● What to work on: Set out all the lines below as a numbered list, skipping blank lines and leaving out the pictures.

● Dataset entries:
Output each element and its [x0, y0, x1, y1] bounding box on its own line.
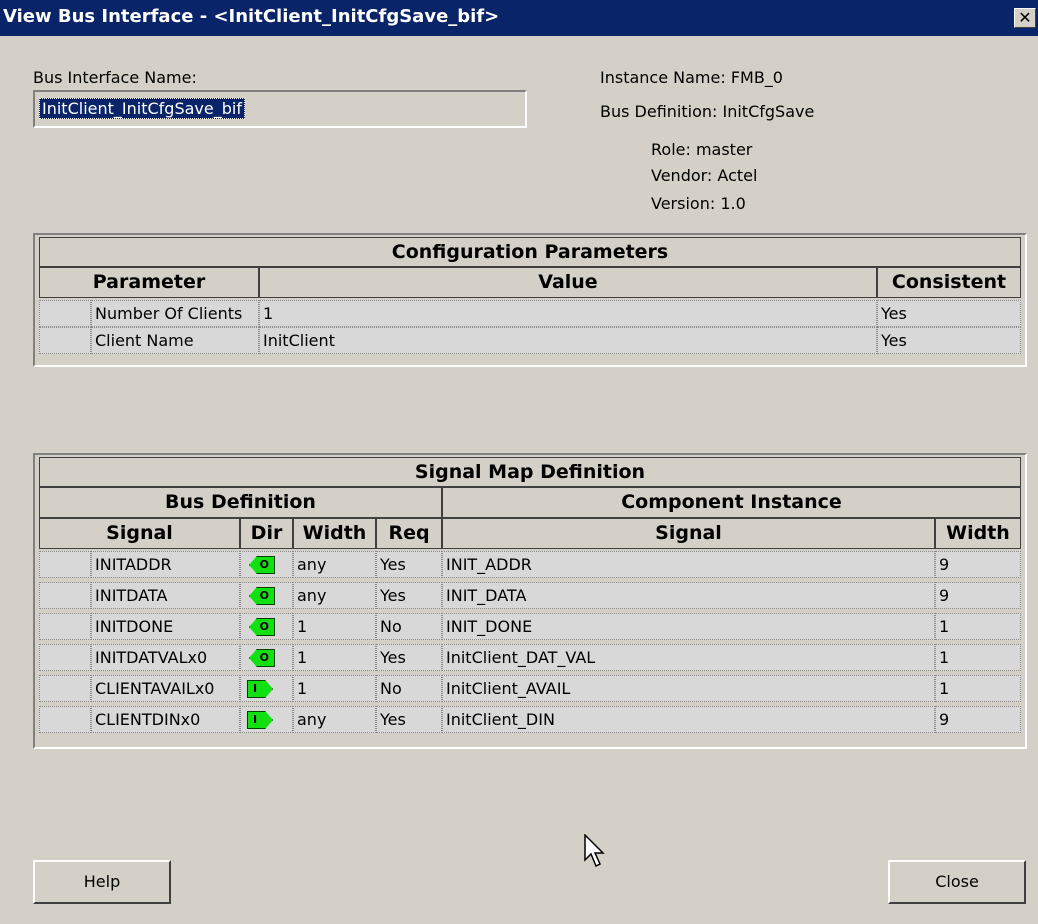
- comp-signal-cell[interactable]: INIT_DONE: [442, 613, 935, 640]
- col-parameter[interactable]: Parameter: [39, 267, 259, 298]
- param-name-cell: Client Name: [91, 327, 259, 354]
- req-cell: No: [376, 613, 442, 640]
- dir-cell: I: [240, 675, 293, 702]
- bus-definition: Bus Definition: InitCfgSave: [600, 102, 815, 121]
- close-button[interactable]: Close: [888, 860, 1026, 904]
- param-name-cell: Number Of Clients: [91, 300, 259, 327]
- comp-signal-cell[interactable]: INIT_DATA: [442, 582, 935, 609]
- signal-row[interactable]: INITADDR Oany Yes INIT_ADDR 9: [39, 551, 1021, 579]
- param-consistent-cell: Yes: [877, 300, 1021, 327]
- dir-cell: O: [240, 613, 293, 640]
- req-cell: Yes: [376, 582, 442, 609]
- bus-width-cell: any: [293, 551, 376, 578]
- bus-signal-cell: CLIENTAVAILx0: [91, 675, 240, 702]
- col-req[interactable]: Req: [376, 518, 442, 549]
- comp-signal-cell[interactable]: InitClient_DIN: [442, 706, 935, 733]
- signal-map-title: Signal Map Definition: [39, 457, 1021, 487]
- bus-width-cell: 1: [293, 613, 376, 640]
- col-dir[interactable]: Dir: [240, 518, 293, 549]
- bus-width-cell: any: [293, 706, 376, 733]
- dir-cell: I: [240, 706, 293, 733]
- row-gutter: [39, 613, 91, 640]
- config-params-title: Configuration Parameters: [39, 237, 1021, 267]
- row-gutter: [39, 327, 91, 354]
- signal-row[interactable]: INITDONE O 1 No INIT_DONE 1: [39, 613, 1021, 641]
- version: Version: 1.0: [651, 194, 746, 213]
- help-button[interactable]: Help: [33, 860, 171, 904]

● Task output:
1. Output each element and its [x0, y0, x1, y1] bounding box on its own line.
2. - comp-signal-cell[interactable]: INIT_DONE: [442, 613, 935, 640]
3. - col-parameter[interactable]: Parameter: [39, 267, 259, 298]
4. - param-name-cell: Client Name: [91, 327, 259, 354]
5. - req-cell: No: [376, 613, 442, 640]
6. - dir-cell: I: [240, 675, 293, 702]
7. - bus-definition: Bus Definition: InitCfgSave: [600, 102, 815, 121]
8. - close-button[interactable]: Close: [888, 860, 1026, 904]
9. - param-name-cell: Number Of Clients: [91, 300, 259, 327]
10. - comp-signal-cell[interactable]: INIT_DATA: [442, 582, 935, 609]
11. - signal-row[interactable]: INITADDR Oany Yes INIT_ADDR 9: [39, 551, 1021, 579]
12. - param-consistent-cell: Yes: [877, 300, 1021, 327]
13. - dir-cell: O: [240, 613, 293, 640]
14. - req-cell: Yes: [376, 582, 442, 609]
15. - bus-width-cell: any: [293, 551, 376, 578]
16. - bus-signal-cell: CLIENTAVAILx0: [91, 675, 240, 702]
17. - col-req[interactable]: Req: [376, 518, 442, 549]
18. - comp-signal-cell[interactable]: InitClient_DIN: [442, 706, 935, 733]
19. - signal-map-title: Signal Map Definition: [39, 457, 1021, 487]
20. - bus-width-cell: 1: [293, 613, 376, 640]
21. - col-dir[interactable]: Dir: [240, 518, 293, 549]
22. - bus-width-cell: any: [293, 706, 376, 733]
23. - dir-cell: I: [240, 706, 293, 733]
24. - row-gutter: [39, 613, 91, 640]
25. - config-params-title: Configuration Parameters: [39, 237, 1021, 267]
26. - row-gutter: [39, 327, 91, 354]
27. - signal-row[interactable]: INITDONE O 1 No INIT_DONE 1: [39, 613, 1021, 641]
28. - version: Version: 1.0: [651, 194, 746, 213]
29. - help-button[interactable]: Help: [33, 860, 171, 904]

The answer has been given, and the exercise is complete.